REQUIREMENT:
Your answer should consist of each line below that includes the word "biexponential".
** SUPPLIED MATERIAL follows **
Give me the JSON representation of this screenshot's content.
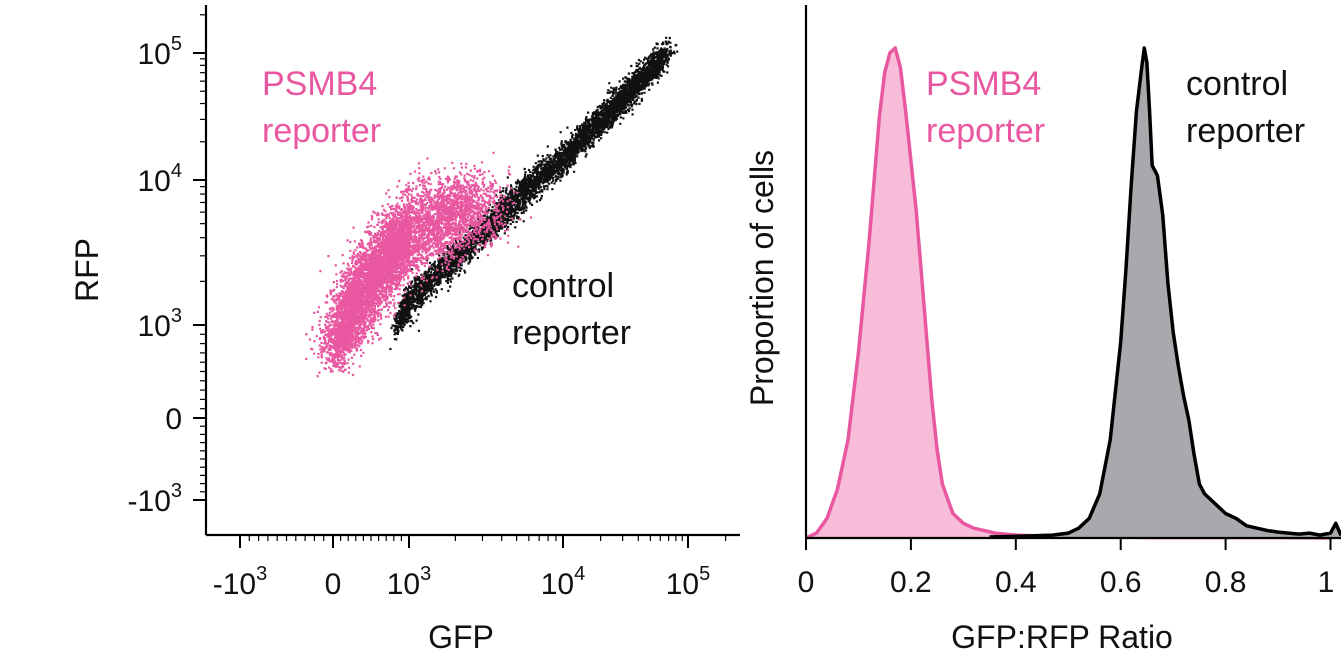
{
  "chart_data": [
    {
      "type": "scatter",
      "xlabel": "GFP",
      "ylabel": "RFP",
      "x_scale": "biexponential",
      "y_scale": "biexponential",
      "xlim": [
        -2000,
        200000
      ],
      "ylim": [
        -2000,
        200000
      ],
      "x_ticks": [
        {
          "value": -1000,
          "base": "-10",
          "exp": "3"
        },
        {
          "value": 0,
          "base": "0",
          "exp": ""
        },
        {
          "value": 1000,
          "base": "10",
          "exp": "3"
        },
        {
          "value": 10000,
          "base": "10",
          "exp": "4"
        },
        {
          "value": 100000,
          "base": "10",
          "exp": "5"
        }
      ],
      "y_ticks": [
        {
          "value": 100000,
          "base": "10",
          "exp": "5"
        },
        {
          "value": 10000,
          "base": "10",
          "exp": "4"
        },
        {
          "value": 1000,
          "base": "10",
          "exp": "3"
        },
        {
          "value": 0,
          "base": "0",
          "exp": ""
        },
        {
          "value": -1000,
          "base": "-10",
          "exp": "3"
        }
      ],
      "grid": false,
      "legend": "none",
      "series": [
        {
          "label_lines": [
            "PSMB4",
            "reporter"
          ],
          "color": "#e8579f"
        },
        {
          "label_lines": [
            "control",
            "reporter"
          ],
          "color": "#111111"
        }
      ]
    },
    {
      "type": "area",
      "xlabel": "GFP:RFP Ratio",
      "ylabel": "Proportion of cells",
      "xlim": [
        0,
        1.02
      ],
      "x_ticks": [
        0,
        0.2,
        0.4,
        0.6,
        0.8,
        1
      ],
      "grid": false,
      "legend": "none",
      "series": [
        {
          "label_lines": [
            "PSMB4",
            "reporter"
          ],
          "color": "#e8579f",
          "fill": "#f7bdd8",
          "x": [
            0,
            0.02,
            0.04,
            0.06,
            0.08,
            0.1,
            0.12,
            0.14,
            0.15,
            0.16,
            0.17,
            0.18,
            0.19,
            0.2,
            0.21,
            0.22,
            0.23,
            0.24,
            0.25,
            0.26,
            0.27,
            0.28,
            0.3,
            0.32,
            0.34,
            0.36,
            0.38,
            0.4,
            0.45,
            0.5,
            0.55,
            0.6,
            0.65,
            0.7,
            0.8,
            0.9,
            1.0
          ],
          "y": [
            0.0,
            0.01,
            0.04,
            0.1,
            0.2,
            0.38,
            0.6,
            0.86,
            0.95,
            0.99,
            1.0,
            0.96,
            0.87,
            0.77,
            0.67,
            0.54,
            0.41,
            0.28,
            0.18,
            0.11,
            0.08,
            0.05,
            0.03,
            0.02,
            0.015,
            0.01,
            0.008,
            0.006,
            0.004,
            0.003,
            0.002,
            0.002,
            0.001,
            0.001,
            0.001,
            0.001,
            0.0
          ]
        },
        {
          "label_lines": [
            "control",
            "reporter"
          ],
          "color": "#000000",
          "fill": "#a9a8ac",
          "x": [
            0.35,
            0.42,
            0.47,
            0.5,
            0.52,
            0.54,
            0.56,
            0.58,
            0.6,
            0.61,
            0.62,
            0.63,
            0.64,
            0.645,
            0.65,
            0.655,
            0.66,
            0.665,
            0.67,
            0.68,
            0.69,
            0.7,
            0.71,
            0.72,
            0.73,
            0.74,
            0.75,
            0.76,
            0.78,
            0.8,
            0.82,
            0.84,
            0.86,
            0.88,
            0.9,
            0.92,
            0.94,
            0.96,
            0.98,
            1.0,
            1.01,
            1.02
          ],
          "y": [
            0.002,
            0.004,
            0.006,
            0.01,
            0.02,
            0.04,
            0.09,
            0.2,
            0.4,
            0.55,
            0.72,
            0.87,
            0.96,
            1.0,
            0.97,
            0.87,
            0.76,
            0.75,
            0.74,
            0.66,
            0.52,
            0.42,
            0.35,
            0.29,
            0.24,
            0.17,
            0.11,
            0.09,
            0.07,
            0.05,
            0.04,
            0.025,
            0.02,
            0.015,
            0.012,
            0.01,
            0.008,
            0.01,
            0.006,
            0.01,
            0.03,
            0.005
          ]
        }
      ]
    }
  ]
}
** End of SUPPLIED MATERIAL **
COMPLETED EXERCISE:
      "x_scale": "biexponential",
      "y_scale": "biexponential",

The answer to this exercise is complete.